§ **Do this**
Omit every picture, then give all the entries again exactly.

§ **Input**
++++++++
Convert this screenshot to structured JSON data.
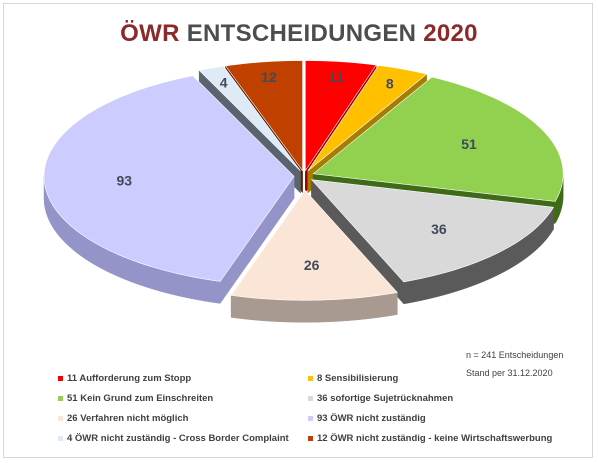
{
  "title": {
    "part1": "ÖWR",
    "part2": "ENTSCHEIDUNGEN",
    "part3": "2020"
  },
  "notes": {
    "n": "n = 241 Entscheidungen",
    "stand": "Stand per 31.12.2020"
  },
  "chart_data": {
    "type": "pie",
    "variant": "3d-exploded",
    "total": 241,
    "slices": [
      {
        "value": 11,
        "label": "11",
        "legend": "11 Aufforderung zum Stopp",
        "color": "#ff0000",
        "side": "#a30000"
      },
      {
        "value": 8,
        "label": "8",
        "legend": "8 Sensibilisierung",
        "color": "#ffc000",
        "side": "#a67d00"
      },
      {
        "value": 51,
        "label": "51",
        "legend": "51 Kein Grund zum Einschreiten",
        "color": "#92d050",
        "side": "#3f6b18"
      },
      {
        "value": 36,
        "label": "36",
        "legend": "36 sofortige Sujetrücknahmen",
        "color": "#d9d9d9",
        "side": "#5a5a5a"
      },
      {
        "value": 26,
        "label": "26",
        "legend": "26 Verfahren nicht möglich",
        "color": "#fbe5d6",
        "side": "#a89a90"
      },
      {
        "value": 93,
        "label": "93",
        "legend": "93 ÖWR nicht zuständig",
        "color": "#ccccff",
        "side": "#9494c8"
      },
      {
        "value": 4,
        "label": "4",
        "legend": "4 ÖWR nicht zuständig - Cross Border Complaint",
        "color": "#deebf7",
        "side": "#5a6470"
      },
      {
        "value": 12,
        "label": "12",
        "legend": "12 ÖWR nicht zuständig - keine Wirtschaftswerbung",
        "color": "#c04000",
        "side": "#5e1f00"
      }
    ],
    "legend_placement": "bottom"
  }
}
++++++++
§ **Right answer**
Convert this screenshot to structured JSON data.
{
  "title": {
    "part1": "ÖWR",
    "part2": "ENTSCHEIDUNGEN",
    "part3": "2020"
  },
  "notes": {
    "n": "n = 241 Entscheidungen",
    "stand": "Stand per 31.12.2020"
  },
  "chart_data": {
    "type": "pie",
    "variant": "3d-exploded",
    "total": 241,
    "slices": [
      {
        "value": 11,
        "label": "11",
        "legend": "11 Aufforderung zum Stopp",
        "color": "#ff0000",
        "side": "#a30000"
      },
      {
        "value": 8,
        "label": "8",
        "legend": "8 Sensibilisierung",
        "color": "#ffc000",
        "side": "#a67d00"
      },
      {
        "value": 51,
        "label": "51",
        "legend": "51 Kein Grund zum Einschreiten",
        "color": "#92d050",
        "side": "#3f6b18"
      },
      {
        "value": 36,
        "label": "36",
        "legend": "36 sofortige Sujetrücknahmen",
        "color": "#d9d9d9",
        "side": "#5a5a5a"
      },
      {
        "value": 26,
        "label": "26",
        "legend": "26 Verfahren nicht möglich",
        "color": "#fbe5d6",
        "side": "#a89a90"
      },
      {
        "value": 93,
        "label": "93",
        "legend": "93 ÖWR nicht zuständig",
        "color": "#ccccff",
        "side": "#9494c8"
      },
      {
        "value": 4,
        "label": "4",
        "legend": "4 ÖWR nicht zuständig - Cross Border Complaint",
        "color": "#deebf7",
        "side": "#5a6470"
      },
      {
        "value": 12,
        "label": "12",
        "legend": "12 ÖWR nicht zuständig - keine Wirtschaftswerbung",
        "color": "#c04000",
        "side": "#5e1f00"
      }
    ],
    "legend_placement": "bottom"
  }
}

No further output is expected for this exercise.